_Problem description_. Repeat, unchanged, only the lines from the one containing "Localize all elements." up to and including the one containing "message-time: 9:15 [113,510,158,534]".

_Data_.
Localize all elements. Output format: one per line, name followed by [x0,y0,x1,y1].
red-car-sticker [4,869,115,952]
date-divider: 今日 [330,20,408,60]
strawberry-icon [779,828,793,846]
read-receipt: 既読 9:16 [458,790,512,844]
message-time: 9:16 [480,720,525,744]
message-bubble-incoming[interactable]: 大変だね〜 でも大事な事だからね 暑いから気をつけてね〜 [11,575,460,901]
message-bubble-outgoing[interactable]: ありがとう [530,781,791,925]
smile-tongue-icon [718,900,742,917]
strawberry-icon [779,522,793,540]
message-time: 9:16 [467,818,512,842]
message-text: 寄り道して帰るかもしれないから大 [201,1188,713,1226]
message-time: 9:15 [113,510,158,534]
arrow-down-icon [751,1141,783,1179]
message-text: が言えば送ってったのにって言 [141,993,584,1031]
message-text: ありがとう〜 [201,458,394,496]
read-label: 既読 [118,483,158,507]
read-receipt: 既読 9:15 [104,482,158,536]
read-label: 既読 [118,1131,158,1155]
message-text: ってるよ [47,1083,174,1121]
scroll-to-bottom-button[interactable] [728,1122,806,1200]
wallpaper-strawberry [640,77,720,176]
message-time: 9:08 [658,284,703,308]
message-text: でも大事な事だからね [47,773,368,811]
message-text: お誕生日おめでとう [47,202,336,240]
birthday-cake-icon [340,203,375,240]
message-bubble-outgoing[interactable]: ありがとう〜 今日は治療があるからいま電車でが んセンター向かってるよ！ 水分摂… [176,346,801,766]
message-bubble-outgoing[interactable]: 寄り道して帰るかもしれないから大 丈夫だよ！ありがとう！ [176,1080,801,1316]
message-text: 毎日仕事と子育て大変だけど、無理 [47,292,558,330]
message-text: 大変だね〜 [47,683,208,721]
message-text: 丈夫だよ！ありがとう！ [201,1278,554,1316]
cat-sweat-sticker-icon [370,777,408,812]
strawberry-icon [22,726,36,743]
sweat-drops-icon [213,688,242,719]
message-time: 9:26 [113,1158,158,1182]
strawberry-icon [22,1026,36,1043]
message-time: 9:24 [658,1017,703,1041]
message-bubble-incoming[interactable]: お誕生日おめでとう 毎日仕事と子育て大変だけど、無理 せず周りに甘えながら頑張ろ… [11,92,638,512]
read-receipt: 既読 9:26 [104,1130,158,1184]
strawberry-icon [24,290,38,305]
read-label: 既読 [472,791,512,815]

...

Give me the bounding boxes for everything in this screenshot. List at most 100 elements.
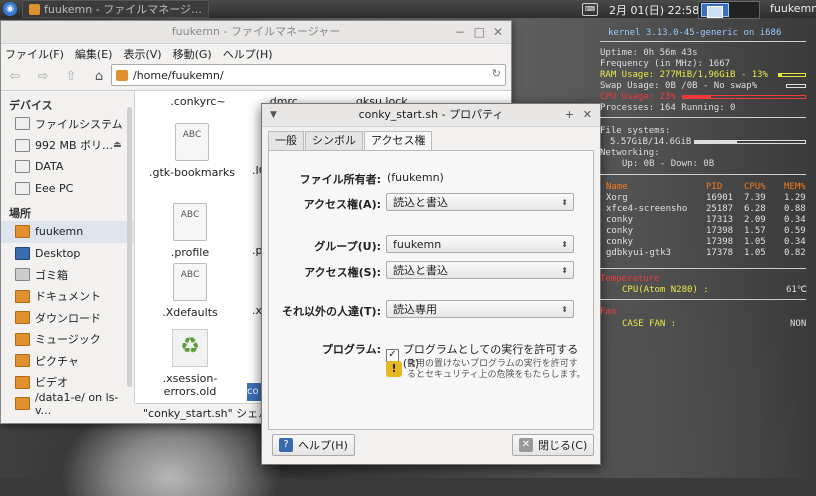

_Solution for this exercise_.
Localize all elements. Output format: one per line, name followed by [x0,y0,x1,y1].
red-car-sticker [4,869,115,952]
date-divider: 今日 [330,20,408,60]
strawberry-icon [779,828,793,846]
read-receipt: 既読 9:16 [458,790,512,844]
message-time: 9:16 [480,720,525,744]
message-bubble-incoming[interactable]: 大変だね〜 でも大事な事だからね 暑いから気をつけてね〜 [11,575,460,901]
message-bubble-outgoing[interactable]: ありがとう [530,781,791,925]
smile-tongue-icon [718,900,742,917]
strawberry-icon [779,522,793,540]
message-time: 9:16 [467,818,512,842]
message-text: 寄り道して帰るかもしれないから大 [201,1188,713,1226]
message-time: 9:15 [113,510,158,534]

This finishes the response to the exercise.